_Aufgabe A_
Übersetze aus dem Lesetext den Satz „Auch Hörbücher, die sehr gefragt seien, gebe es zu wenige.“ ins Englische.
━━━
Problem: Keine vorzeitige Rückgabe möglich
Läuft die Frist ab, lässt sich das E-Book oder der Film auf keinem Datenträger mehr nutzen. Eine vorzeitige Rückgabe ist nicht möglich, was den Nachteil hat, dass auch andere Personen in dieser Zeit keinen Zugriff auf den Titel haben. Klaus Graf, Geschäftsführer des Hochschularchivs der RWTH Aachen und Mitautor des kritischen deutschen Bibliothekarsweblogs netbib, sieht darin eine "künstliche Verknappung", die zu persönlichen Einschränkungen führe.
"Hier wird alter Wein in neuen digitalen Schläuchen verkauft", kritisiert Graf die "Onleihe". Zum einen sehe er im DRM keinen sinnvollen Schutz, da es noch genug "analoge Lücken" gebe. Zum anderen würden damit auch die Nutzungsmöglichkeiten stark eingeschränkt werden. Auch für den Datenschutz sei diese Form der Kontrolle problematisch, da sämtliche Nutzungsdaten an einen DRM-Server übertragen würden.
Angebot enthält "viel Schrott"
Heftige Kritik übt Graf auch am derzeitigen Angebot der DiViBib, jedoch werde "auch ein schlechtes Angebot genutzt, wenn es dem Zeitgeist entspricht". Die Auswahl sei nicht umfangreich genug, zudem befinde sich "viel Schrott" darunter. Mit dem Angebot sind auch die österreichischen Büchereien nicht ganz zufrieden. So gebe es etwa im Bereich der Musik hauptsächlich nur Klassik und Jazz, wobei Popmusik, die für jüngere Menschen interessant wäre, kaum angeboten würde. Auch Hörbücher, die sehr gefragt seien, gebe es zu wenige.
━━━
_Aufgabe B_
Ersetze in den Datensätzen vom Anfang bis einschließlich der Zeile mit „legend-marker-cc-pvdz-i xyxy=(453,42,477,66)“ den Ausdruck „pixel coordinates“ durch „image coordinates“ und gib nur diese Zeilen aus, sonst unverändert.
━━━
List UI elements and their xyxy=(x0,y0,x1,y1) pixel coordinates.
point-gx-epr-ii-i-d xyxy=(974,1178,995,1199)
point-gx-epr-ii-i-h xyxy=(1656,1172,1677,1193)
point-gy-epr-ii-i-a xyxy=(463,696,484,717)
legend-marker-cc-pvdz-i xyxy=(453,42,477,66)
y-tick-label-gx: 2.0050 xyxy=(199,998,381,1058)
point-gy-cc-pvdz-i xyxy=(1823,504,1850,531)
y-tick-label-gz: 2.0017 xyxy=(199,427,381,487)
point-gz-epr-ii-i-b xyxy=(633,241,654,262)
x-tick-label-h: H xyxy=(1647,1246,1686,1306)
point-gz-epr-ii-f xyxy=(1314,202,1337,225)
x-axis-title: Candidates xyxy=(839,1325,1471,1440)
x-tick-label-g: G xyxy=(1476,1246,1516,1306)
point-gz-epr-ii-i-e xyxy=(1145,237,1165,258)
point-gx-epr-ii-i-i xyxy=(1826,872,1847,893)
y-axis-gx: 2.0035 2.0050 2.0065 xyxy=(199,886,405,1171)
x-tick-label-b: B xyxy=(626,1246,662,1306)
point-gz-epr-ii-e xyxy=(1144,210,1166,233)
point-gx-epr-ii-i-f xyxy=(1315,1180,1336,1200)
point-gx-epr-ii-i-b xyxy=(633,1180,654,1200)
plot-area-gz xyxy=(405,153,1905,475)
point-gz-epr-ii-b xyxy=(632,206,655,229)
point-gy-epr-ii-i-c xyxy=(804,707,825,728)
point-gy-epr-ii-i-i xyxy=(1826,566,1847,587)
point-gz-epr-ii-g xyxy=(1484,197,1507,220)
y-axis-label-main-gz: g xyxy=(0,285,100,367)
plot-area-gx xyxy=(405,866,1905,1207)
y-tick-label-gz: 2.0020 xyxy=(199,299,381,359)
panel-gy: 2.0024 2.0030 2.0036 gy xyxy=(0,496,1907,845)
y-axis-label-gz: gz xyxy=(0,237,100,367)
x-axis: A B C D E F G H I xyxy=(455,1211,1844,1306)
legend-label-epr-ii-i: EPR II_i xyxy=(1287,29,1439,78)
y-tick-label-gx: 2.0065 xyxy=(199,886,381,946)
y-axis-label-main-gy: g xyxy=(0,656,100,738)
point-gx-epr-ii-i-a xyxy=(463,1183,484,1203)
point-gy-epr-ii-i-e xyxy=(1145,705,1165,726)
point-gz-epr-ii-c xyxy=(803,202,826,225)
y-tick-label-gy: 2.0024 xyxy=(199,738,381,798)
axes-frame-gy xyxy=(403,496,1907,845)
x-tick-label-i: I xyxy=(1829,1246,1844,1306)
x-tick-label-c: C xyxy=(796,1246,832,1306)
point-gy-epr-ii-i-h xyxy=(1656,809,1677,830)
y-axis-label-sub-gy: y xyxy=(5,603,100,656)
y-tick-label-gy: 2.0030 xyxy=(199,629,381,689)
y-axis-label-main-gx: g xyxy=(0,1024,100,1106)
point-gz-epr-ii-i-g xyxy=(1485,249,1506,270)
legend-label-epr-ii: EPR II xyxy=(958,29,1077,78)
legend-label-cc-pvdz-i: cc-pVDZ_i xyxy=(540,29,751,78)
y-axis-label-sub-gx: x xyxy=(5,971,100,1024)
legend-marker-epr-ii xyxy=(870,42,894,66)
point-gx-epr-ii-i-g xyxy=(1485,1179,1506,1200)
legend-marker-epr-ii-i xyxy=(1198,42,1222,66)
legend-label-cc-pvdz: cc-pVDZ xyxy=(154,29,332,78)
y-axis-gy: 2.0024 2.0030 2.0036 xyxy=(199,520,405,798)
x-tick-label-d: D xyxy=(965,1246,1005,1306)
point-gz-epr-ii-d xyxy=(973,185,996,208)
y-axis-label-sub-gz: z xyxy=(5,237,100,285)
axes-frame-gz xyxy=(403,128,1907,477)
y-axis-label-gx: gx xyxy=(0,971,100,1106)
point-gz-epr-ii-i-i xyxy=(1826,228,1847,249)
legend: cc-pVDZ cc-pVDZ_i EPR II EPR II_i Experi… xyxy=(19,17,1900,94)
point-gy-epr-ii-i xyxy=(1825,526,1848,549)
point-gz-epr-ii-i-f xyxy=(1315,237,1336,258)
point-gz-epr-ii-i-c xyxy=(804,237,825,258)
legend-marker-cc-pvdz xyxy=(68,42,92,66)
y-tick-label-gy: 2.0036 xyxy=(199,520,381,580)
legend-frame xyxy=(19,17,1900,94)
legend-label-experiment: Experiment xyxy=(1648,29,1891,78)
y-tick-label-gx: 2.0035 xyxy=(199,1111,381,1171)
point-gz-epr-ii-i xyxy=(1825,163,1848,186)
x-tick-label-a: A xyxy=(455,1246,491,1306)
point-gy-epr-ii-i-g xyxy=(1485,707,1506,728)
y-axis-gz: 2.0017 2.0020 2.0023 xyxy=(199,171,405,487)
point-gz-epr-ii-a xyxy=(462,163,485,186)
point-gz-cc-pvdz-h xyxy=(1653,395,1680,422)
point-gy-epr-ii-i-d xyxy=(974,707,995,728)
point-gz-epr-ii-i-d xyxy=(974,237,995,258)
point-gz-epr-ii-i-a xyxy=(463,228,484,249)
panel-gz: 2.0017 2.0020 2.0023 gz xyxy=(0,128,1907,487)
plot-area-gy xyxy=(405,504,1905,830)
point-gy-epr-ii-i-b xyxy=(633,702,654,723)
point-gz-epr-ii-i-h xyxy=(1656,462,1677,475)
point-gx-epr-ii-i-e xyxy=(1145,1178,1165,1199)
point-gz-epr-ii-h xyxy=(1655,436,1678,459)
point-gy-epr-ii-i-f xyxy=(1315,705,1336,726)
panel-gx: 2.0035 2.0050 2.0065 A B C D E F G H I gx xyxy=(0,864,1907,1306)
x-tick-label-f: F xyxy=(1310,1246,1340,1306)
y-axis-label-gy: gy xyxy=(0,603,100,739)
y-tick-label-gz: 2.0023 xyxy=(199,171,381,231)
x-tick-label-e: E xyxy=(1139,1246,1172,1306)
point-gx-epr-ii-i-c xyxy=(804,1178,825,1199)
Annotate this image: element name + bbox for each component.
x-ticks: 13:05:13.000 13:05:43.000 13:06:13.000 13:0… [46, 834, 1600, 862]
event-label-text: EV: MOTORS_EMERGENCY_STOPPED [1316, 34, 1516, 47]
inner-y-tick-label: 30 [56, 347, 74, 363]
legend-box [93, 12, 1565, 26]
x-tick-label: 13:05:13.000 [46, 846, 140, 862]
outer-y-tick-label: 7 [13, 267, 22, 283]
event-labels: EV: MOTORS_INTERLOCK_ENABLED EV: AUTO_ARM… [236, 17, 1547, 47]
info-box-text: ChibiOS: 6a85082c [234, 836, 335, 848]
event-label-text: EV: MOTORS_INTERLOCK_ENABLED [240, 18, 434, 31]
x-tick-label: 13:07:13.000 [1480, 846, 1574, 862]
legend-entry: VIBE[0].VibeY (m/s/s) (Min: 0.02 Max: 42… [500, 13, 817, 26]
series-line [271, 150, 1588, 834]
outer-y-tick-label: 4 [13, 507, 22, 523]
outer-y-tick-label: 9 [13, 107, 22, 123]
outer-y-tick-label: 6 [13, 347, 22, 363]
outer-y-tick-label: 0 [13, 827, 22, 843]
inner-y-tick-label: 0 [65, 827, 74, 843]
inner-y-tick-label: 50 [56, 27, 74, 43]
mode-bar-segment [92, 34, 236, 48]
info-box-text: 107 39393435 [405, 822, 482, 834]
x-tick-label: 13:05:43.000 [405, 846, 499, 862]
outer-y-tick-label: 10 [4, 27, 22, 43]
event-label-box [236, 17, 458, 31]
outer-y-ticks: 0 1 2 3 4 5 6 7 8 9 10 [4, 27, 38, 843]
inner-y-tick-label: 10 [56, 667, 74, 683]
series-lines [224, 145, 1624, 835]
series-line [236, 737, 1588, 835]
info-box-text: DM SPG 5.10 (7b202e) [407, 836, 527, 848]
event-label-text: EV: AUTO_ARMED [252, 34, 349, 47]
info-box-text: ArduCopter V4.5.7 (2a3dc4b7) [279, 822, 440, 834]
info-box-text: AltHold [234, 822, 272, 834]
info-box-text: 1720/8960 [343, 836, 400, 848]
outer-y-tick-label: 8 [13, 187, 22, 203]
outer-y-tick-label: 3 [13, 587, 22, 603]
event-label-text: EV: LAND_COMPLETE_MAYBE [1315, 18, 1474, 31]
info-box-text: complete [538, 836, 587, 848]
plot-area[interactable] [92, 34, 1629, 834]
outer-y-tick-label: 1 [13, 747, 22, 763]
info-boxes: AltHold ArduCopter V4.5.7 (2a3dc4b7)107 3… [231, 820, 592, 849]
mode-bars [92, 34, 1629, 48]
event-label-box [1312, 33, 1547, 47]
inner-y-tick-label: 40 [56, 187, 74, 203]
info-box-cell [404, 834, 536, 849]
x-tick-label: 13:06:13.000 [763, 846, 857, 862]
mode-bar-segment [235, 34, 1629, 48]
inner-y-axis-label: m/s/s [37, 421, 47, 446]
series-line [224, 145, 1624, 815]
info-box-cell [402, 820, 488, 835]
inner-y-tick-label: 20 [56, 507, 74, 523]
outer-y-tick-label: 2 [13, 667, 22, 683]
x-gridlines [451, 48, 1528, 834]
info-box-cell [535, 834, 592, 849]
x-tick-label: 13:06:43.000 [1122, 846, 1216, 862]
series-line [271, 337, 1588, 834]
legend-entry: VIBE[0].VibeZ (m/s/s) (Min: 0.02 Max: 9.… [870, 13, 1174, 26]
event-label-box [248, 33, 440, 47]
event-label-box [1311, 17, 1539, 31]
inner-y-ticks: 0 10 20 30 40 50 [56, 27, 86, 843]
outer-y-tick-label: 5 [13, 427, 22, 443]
━━━
_Richtige Ausgabe A_
There are also too few audiobooks, which are said to be in high demand.

_Richtige Ausgabe B_
List UI elements and their xyxy=(x0,y0,x1,y1) image coordinates.
point-gx-epr-ii-i-d xyxy=(974,1178,995,1199)
point-gx-epr-ii-i-h xyxy=(1656,1172,1677,1193)
point-gy-epr-ii-i-a xyxy=(463,696,484,717)
legend-marker-cc-pvdz-i xyxy=(453,42,477,66)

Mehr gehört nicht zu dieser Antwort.